Exercise task
Locate each line with the string "περὶ" in the listing below and copy it.

Records supplied

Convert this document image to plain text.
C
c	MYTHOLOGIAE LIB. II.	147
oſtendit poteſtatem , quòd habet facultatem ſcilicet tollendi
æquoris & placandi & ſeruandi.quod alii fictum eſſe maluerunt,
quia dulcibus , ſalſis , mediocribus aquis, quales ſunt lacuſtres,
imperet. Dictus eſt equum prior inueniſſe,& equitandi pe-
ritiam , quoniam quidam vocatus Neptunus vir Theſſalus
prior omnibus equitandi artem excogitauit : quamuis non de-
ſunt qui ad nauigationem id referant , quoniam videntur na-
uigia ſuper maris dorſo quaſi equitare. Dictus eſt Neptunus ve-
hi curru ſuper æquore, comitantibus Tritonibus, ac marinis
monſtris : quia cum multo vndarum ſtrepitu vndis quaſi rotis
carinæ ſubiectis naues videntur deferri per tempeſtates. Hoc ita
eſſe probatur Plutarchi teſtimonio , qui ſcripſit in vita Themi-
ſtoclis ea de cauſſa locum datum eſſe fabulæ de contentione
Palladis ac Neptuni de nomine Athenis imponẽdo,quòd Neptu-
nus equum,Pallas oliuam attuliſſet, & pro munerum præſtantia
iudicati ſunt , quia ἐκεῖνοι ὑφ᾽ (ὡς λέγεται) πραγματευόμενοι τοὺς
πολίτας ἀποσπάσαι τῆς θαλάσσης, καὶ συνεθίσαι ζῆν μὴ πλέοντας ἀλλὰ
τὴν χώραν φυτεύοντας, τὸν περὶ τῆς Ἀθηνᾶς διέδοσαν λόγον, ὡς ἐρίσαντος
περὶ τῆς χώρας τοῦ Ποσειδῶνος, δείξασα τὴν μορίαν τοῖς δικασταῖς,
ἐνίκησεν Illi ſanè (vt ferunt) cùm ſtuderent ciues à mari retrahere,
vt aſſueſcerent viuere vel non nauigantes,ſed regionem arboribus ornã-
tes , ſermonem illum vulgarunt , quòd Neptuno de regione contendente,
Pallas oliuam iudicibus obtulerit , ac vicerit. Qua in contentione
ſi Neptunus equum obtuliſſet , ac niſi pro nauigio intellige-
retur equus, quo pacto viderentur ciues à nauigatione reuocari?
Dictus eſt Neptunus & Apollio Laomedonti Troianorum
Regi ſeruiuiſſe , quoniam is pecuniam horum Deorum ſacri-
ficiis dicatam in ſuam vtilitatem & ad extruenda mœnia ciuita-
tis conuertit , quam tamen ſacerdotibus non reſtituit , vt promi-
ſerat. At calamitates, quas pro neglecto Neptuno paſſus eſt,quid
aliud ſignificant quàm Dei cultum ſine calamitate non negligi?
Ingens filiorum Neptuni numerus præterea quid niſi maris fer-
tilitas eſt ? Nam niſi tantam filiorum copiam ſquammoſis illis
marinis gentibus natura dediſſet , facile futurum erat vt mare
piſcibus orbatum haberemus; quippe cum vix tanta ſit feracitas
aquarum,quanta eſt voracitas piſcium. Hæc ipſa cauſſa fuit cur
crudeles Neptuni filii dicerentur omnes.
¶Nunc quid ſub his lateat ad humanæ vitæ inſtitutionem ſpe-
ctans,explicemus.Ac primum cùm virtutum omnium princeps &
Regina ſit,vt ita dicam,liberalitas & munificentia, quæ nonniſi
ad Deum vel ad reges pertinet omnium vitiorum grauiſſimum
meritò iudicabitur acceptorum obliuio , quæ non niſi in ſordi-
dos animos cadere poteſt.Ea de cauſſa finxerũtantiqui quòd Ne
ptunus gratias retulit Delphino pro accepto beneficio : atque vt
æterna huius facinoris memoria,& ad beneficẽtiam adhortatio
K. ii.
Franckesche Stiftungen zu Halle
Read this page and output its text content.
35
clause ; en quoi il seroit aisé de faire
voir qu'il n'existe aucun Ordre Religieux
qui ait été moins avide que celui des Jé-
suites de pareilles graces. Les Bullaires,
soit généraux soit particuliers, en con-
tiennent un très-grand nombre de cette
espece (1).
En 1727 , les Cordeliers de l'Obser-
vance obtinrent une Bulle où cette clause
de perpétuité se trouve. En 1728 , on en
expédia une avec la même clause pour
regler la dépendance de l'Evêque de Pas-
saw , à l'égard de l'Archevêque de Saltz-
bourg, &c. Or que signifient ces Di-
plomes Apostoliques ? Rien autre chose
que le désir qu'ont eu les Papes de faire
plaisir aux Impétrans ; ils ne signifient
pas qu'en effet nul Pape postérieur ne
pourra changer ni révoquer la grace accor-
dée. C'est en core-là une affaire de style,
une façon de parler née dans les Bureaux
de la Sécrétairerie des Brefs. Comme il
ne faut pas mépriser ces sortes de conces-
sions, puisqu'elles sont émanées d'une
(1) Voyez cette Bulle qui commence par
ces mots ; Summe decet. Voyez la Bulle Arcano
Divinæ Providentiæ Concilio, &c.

Final result
τὴν χώραν φυτεύοντας, τὸν περὶ τῆς Ἀθηνᾶς διέδοσαν λόγον, ὡς ἐρίσαντος
περὶ τῆς χώρας τοῦ Ποσειδῶνος, δείξασα τὴν μορίαν τοῖς δικασταῖς,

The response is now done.